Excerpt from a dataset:
————

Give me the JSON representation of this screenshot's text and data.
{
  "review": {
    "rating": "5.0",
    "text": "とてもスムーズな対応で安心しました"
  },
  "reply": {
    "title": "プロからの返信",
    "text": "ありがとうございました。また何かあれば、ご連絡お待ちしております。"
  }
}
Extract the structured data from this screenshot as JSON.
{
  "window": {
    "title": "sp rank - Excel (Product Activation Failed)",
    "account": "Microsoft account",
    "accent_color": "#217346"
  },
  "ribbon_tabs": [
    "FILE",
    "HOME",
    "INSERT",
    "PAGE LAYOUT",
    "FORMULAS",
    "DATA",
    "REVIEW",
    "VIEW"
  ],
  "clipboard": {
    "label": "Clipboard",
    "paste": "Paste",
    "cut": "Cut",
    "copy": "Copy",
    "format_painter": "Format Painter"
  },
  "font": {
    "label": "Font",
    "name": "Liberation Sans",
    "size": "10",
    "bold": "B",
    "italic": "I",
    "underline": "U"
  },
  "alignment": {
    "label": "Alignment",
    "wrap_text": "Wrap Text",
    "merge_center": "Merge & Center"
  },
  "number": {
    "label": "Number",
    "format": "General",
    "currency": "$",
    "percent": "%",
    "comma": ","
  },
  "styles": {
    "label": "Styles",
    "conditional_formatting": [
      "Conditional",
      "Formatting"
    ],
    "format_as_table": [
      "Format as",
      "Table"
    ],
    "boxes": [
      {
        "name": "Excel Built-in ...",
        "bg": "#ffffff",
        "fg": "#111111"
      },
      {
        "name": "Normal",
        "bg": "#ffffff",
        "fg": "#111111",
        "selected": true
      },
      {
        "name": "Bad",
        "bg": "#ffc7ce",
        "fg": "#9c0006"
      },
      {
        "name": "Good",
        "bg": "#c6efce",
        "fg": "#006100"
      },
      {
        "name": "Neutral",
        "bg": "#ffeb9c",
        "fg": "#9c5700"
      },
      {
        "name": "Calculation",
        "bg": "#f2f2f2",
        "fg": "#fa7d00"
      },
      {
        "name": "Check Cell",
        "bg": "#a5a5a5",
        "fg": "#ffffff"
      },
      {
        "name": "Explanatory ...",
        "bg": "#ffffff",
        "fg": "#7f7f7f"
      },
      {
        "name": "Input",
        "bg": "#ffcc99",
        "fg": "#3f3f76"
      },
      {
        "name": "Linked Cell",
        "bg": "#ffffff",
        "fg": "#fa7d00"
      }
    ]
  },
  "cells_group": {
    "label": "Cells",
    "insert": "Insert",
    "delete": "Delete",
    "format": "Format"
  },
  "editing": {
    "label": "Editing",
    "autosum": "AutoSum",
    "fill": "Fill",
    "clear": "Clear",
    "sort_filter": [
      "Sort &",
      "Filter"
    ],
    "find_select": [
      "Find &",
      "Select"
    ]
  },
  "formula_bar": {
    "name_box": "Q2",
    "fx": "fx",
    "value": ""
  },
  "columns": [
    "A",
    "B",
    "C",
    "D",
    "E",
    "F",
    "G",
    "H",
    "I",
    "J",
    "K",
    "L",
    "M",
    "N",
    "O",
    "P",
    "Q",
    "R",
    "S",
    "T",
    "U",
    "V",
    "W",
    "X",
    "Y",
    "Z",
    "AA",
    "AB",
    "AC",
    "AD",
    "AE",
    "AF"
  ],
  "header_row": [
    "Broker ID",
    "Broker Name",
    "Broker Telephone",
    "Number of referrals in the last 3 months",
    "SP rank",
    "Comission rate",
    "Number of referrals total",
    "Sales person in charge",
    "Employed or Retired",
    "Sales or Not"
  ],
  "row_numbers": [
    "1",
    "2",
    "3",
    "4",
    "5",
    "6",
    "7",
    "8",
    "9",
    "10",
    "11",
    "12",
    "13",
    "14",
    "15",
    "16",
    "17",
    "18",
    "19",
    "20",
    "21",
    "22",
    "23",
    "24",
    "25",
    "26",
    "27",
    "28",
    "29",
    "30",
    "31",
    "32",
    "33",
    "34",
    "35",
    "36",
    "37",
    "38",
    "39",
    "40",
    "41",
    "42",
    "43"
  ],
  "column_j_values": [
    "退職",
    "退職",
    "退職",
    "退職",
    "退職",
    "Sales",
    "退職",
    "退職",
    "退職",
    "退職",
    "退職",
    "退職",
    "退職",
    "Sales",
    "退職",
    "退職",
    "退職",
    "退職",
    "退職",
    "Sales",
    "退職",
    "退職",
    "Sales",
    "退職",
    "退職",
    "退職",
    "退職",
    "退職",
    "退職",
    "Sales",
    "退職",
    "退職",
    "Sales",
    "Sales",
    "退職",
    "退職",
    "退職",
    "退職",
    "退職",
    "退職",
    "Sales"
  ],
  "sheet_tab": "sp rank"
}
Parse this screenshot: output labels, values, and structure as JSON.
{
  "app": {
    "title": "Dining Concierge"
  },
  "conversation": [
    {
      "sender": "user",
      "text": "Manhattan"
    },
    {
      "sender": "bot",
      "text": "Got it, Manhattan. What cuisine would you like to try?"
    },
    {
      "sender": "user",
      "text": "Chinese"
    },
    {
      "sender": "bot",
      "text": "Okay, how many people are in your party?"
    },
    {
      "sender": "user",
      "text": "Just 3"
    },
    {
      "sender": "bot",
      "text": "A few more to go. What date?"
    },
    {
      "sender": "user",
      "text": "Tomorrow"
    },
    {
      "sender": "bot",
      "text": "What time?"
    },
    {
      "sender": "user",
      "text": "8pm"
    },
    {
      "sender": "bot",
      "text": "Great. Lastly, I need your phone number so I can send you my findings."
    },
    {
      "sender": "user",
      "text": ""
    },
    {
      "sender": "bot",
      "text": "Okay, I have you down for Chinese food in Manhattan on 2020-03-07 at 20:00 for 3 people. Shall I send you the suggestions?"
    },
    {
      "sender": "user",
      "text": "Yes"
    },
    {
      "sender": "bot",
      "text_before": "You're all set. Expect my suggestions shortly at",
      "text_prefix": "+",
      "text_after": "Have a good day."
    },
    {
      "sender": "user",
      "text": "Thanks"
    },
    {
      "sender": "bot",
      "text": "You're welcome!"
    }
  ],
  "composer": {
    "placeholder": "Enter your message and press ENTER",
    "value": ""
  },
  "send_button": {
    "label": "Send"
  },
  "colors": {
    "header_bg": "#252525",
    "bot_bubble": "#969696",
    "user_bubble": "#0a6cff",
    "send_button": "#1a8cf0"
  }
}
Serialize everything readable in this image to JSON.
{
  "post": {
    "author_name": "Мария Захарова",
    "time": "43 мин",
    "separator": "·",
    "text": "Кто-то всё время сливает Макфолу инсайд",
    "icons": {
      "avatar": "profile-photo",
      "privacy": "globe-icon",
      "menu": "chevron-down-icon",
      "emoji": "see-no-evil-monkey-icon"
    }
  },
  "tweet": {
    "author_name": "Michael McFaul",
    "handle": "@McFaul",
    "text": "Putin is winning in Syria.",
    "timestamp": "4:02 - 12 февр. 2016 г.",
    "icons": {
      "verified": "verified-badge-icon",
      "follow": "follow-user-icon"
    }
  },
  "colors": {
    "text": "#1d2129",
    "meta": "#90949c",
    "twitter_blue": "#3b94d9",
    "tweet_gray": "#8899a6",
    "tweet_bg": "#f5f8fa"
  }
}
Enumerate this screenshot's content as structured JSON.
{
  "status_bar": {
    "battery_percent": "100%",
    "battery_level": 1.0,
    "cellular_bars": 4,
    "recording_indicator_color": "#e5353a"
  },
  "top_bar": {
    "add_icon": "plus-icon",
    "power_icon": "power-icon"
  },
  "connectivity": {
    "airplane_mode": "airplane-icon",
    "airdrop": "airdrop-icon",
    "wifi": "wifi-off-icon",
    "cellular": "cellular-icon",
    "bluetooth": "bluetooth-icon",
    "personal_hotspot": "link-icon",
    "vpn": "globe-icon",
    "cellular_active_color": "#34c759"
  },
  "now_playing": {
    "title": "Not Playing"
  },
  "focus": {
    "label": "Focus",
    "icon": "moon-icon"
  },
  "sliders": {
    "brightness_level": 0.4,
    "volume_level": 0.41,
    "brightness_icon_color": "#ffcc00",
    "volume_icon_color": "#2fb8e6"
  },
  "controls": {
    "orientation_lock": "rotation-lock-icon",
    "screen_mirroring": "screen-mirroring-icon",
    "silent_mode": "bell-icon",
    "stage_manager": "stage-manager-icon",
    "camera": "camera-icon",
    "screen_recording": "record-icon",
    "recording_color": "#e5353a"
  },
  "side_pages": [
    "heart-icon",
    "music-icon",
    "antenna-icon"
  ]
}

————

**Aim:** Extract every line from the records above that contains the word "Okay".

**Exercise result:**
      "text": "Okay, how many people are in your party?"
      "text": "Okay, I have you down for Chinese food in Manhattan on 2020-03-07 at 20:00 for 3 people. Shall I send you the suggestions?"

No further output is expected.